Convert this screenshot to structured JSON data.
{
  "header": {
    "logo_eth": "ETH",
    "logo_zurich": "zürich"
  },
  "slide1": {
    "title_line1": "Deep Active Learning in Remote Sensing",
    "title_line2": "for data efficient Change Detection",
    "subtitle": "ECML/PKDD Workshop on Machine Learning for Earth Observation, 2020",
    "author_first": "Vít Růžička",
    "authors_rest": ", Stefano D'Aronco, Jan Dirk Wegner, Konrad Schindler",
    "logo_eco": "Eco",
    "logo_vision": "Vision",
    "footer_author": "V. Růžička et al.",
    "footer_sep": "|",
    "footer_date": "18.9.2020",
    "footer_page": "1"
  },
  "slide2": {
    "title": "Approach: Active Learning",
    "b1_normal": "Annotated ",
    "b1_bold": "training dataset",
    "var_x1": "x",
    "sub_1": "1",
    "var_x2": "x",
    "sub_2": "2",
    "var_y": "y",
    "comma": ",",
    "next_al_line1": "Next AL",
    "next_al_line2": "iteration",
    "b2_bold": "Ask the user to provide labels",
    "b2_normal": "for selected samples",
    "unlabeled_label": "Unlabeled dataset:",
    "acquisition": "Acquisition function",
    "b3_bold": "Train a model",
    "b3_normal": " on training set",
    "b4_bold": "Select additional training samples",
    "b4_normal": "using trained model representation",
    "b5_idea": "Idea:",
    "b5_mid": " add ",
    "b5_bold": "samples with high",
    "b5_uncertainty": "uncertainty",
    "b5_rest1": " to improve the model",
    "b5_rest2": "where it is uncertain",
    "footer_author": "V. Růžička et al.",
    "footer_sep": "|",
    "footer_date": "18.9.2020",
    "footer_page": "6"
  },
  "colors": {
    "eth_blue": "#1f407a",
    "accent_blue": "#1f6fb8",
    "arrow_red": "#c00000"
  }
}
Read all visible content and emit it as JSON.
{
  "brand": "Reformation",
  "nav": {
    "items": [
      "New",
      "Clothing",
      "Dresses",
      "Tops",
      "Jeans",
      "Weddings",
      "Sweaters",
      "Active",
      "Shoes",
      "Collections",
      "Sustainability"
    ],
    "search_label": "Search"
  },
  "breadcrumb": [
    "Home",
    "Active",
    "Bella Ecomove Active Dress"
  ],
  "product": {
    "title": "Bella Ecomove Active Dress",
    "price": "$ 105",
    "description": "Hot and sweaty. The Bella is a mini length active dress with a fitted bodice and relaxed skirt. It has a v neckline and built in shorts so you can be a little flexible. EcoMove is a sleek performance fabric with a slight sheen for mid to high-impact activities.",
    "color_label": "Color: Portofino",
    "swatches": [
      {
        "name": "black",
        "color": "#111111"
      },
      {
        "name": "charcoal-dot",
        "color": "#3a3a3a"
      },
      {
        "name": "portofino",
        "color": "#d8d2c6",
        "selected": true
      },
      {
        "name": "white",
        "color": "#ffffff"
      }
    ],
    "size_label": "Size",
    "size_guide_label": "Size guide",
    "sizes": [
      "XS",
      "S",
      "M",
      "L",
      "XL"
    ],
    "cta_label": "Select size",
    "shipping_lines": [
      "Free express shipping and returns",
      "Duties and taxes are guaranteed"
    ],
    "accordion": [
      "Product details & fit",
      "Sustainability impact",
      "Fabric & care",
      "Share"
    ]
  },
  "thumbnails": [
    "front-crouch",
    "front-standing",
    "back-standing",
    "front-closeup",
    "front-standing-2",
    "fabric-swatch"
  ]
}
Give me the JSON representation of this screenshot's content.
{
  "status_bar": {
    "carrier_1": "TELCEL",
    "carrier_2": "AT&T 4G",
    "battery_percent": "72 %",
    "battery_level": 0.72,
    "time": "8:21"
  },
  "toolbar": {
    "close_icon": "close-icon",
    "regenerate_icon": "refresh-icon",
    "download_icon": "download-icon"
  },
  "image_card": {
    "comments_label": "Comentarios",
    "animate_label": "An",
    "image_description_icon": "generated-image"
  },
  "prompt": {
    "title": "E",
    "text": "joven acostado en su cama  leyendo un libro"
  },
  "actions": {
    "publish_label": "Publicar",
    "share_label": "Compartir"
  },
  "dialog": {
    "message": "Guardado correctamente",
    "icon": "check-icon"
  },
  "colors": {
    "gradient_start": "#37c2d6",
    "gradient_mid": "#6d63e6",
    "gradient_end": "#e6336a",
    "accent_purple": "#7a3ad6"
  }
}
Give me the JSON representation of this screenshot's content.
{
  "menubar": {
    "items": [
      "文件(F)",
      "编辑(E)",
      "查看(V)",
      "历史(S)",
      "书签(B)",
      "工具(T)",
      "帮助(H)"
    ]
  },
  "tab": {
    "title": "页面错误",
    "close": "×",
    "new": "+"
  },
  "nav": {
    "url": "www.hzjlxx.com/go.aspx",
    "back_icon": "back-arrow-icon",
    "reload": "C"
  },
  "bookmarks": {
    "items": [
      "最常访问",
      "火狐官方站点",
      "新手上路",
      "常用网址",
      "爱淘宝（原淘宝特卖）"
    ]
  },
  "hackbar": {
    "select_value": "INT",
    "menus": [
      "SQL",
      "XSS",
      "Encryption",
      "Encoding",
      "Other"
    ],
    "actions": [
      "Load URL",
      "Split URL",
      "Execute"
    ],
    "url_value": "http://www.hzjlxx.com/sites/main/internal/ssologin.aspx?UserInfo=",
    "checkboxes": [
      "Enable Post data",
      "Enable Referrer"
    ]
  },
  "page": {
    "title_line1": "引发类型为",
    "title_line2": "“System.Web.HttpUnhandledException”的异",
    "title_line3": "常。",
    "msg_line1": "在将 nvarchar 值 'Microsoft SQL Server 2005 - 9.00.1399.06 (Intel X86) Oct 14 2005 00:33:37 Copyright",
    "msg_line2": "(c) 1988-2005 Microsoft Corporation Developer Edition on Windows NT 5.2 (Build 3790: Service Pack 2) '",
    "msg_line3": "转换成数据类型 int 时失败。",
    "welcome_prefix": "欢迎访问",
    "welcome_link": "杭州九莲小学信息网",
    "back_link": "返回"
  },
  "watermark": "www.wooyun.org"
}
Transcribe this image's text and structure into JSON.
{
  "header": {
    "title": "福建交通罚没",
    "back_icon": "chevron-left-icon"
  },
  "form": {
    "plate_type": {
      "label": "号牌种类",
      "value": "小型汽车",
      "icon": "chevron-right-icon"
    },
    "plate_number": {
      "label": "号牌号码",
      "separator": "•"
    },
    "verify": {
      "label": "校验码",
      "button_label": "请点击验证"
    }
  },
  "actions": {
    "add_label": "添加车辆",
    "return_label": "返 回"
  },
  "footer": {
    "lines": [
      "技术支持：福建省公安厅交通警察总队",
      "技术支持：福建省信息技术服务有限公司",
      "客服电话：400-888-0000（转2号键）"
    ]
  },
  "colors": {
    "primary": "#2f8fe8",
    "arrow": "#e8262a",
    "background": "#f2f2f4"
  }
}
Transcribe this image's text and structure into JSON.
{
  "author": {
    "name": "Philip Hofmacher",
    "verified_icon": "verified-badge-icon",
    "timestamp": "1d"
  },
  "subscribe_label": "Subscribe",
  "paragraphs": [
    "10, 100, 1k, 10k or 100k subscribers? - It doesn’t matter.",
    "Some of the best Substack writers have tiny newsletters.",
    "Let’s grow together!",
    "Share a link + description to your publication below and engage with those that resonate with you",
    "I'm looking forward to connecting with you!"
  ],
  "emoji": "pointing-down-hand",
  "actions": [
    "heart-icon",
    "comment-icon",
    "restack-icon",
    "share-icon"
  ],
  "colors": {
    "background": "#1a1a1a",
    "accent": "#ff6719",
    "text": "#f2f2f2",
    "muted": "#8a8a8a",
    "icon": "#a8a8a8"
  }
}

- - -

=== Exercise instructions ===
The records above should be duplicated in full, exactly as given.

=== Solution for this problem ===
Convert this screenshot to structured JSON data.
{
  "header": {
    "logo_eth": "ETH",
    "logo_zurich": "zürich"
  },
  "slide1": {
    "title_line1": "Deep Active Learning in Remote Sensing",
    "title_line2": "for data efficient Change Detection",
    "subtitle": "ECML/PKDD Workshop on Machine Learning for Earth Observation, 2020",
    "author_first": "Vít Růžička",
    "authors_rest": ", Stefano D'Aronco, Jan Dirk Wegner, Konrad Schindler",
    "logo_eco": "Eco",
    "logo_vision": "Vision",
    "footer_author": "V. Růžička et al.",
    "footer_sep": "|",
    "footer_date": "18.9.2020",
    "footer_page": "1"
  },
  "slide2": {
    "title": "Approach: Active Learning",
    "b1_normal": "Annotated ",
    "b1_bold": "training dataset",
    "var_x1": "x",
    "sub_1": "1",
    "var_x2": "x",
    "sub_2": "2",
    "var_y": "y",
    "comma": ",",
    "next_al_line1": "Next AL",
    "next_al_line2": "iteration",
    "b2_bold": "Ask the user to provide labels",
    "b2_normal": "for selected samples",
    "unlabeled_label": "Unlabeled dataset:",
    "acquisition": "Acquisition function",
    "b3_bold": "Train a model",
    "b3_normal": " on training set",
    "b4_bold": "Select additional training samples",
    "b4_normal": "using trained model representation",
    "b5_idea": "Idea:",
    "b5_mid": " add ",
    "b5_bold": "samples with high",
    "b5_uncertainty": "uncertainty",
    "b5_rest1": " to improve the model",
    "b5_rest2": "where it is uncertain",
    "footer_author": "V. Růžička et al.",
    "footer_sep": "|",
    "footer_date": "18.9.2020",
    "footer_page": "6"
  },
  "colors": {
    "eth_blue": "#1f407a",
    "accent_blue": "#1f6fb8",
    "arrow_red": "#c00000"
  }
}
Read all visible content and emit it as JSON.
{
  "brand": "Reformation",
  "nav": {
    "items": [
      "New",
      "Clothing",
      "Dresses",
      "Tops",
      "Jeans",
      "Weddings",
      "Sweaters",
      "Active",
      "Shoes",
      "Collections",
      "Sustainability"
    ],
    "search_label": "Search"
  },
  "breadcrumb": [
    "Home",
    "Active",
    "Bella Ecomove Active Dress"
  ],
  "product": {
    "title": "Bella Ecomove Active Dress",
    "price": "$ 105",
    "description": "Hot and sweaty. The Bella is a mini length active dress with a fitted bodice and relaxed skirt. It has a v neckline and built in shorts so you can be a little flexible. EcoMove is a sleek performance fabric with a slight sheen for mid to high-impact activities.",
    "color_label": "Color: Portofino",
    "swatches": [
      {
        "name": "black",
        "color": "#111111"
      },
      {
        "name": "charcoal-dot",
        "color": "#3a3a3a"
      },
      {
        "name": "portofino",
        "color": "#d8d2c6",
        "selected": true
      },
      {
        "name": "white",
        "color": "#ffffff"
      }
    ],
    "size_label": "Size",
    "size_guide_label": "Size guide",
    "sizes": [
      "XS",
      "S",
      "M",
      "L",
      "XL"
    ],
    "cta_label": "Select size",
    "shipping_lines": [
      "Free express shipping and returns",
      "Duties and taxes are guaranteed"
    ],
    "accordion": [
      "Product details & fit",
      "Sustainability impact",
      "Fabric & care",
      "Share"
    ]
  },
  "thumbnails": [
    "front-crouch",
    "front-standing",
    "back-standing",
    "front-closeup",
    "front-standing-2",
    "fabric-swatch"
  ]
}
Give me the JSON representation of this screenshot's content.
{
  "status_bar": {
    "carrier_1": "TELCEL",
    "carrier_2": "AT&T 4G",
    "battery_percent": "72 %",
    "battery_level": 0.72,
    "time": "8:21"
  },
  "toolbar": {
    "close_icon": "close-icon",
    "regenerate_icon": "refresh-icon",
    "download_icon": "download-icon"
  },
  "image_card": {
    "comments_label": "Comentarios",
    "animate_label": "An",
    "image_description_icon": "generated-image"
  },
  "prompt": {
    "title": "E",
    "text": "joven acostado en su cama  leyendo un libro"
  },
  "actions": {
    "publish_label": "Publicar",
    "share_label": "Compartir"
  },
  "dialog": {
    "message": "Guardado correctamente",
    "icon": "check-icon"
  },
  "colors": {
    "gradient_start": "#37c2d6",
    "gradient_mid": "#6d63e6",
    "gradient_end": "#e6336a",
    "accent_purple": "#7a3ad6"
  }
}
Give me the JSON representation of this screenshot's content.
{
  "menubar": {
    "items": [
      "文件(F)",
      "编辑(E)",
      "查看(V)",
      "历史(S)",
      "书签(B)",
      "工具(T)",
      "帮助(H)"
    ]
  },
  "tab": {
    "title": "页面错误",
    "close": "×",
    "new": "+"
  },
  "nav": {
    "url": "www.hzjlxx.com/go.aspx",
    "back_icon": "back-arrow-icon",
    "reload": "C"
  },
  "bookmarks": {
    "items": [
      "最常访问",
      "火狐官方站点",
      "新手上路",
      "常用网址",
      "爱淘宝（原淘宝特卖）"
    ]
  },
  "hackbar": {
    "select_value": "INT",
    "menus": [
      "SQL",
      "XSS",
      "Encryption",
      "Encoding",
      "Other"
    ],
    "actions": [
      "Load URL",
      "Split URL",
      "Execute"
    ],
    "url_value": "http://www.hzjlxx.com/sites/main/internal/ssologin.aspx?UserInfo=",
    "checkboxes": [
      "Enable Post data",
      "Enable Referrer"
    ]
  },
  "page": {
    "title_line1": "引发类型为",
    "title_line2": "“System.Web.HttpUnhandledException”的异",
    "title_line3": "常。",
    "msg_line1": "在将 nvarchar 值 'Microsoft SQL Server 2005 - 9.00.1399.06 (Intel X86) Oct 14 2005 00:33:37 Copyright",
    "msg_line2": "(c) 1988-2005 Microsoft Corporation Developer Edition on Windows NT 5.2 (Build 3790: Service Pack 2) '",
    "msg_line3": "转换成数据类型 int 时失败。",
    "welcome_prefix": "欢迎访问",
    "welcome_link": "杭州九莲小学信息网",
    "back_link": "返回"
  },
  "watermark": "www.wooyun.org"
}
Transcribe this image's text and structure into JSON.
{
  "header": {
    "title": "福建交通罚没",
    "back_icon": "chevron-left-icon"
  },
  "form": {
    "plate_type": {
      "label": "号牌种类",
      "value": "小型汽车",
      "icon": "chevron-right-icon"
    },
    "plate_number": {
      "label": "号牌号码",
      "separator": "•"
    },
    "verify": {
      "label": "校验码",
      "button_label": "请点击验证"
    }
  },
  "actions": {
    "add_label": "添加车辆",
    "return_label": "返 回"
  },
  "footer": {
    "lines": [
      "技术支持：福建省公安厅交通警察总队",
      "技术支持：福建省信息技术服务有限公司",
      "客服电话：400-888-0000（转2号键）"
    ]
  },
  "colors": {
    "primary": "#2f8fe8",
    "arrow": "#e8262a",
    "background": "#f2f2f4"
  }
}
Transcribe this image's text and structure into JSON.
{
  "author": {
    "name": "Philip Hofmacher",
    "verified_icon": "verified-badge-icon",
    "timestamp": "1d"
  },
  "subscribe_label": "Subscribe",
  "paragraphs": [
    "10, 100, 1k, 10k or 100k subscribers? - It doesn’t matter.",
    "Some of the best Substack writers have tiny newsletters.",
    "Let’s grow together!",
    "Share a link + description to your publication below and engage with those that resonate with you",
    "I'm looking forward to connecting with you!"
  ],
  "emoji": "pointing-down-hand",
  "actions": [
    "heart-icon",
    "comment-icon",
    "restack-icon",
    "share-icon"
  ],
  "colors": {
    "background": "#1a1a1a",
    "accent": "#ff6719",
    "text": "#f2f2f2",
    "muted": "#8a8a8a",
    "icon": "#a8a8a8"
  }
}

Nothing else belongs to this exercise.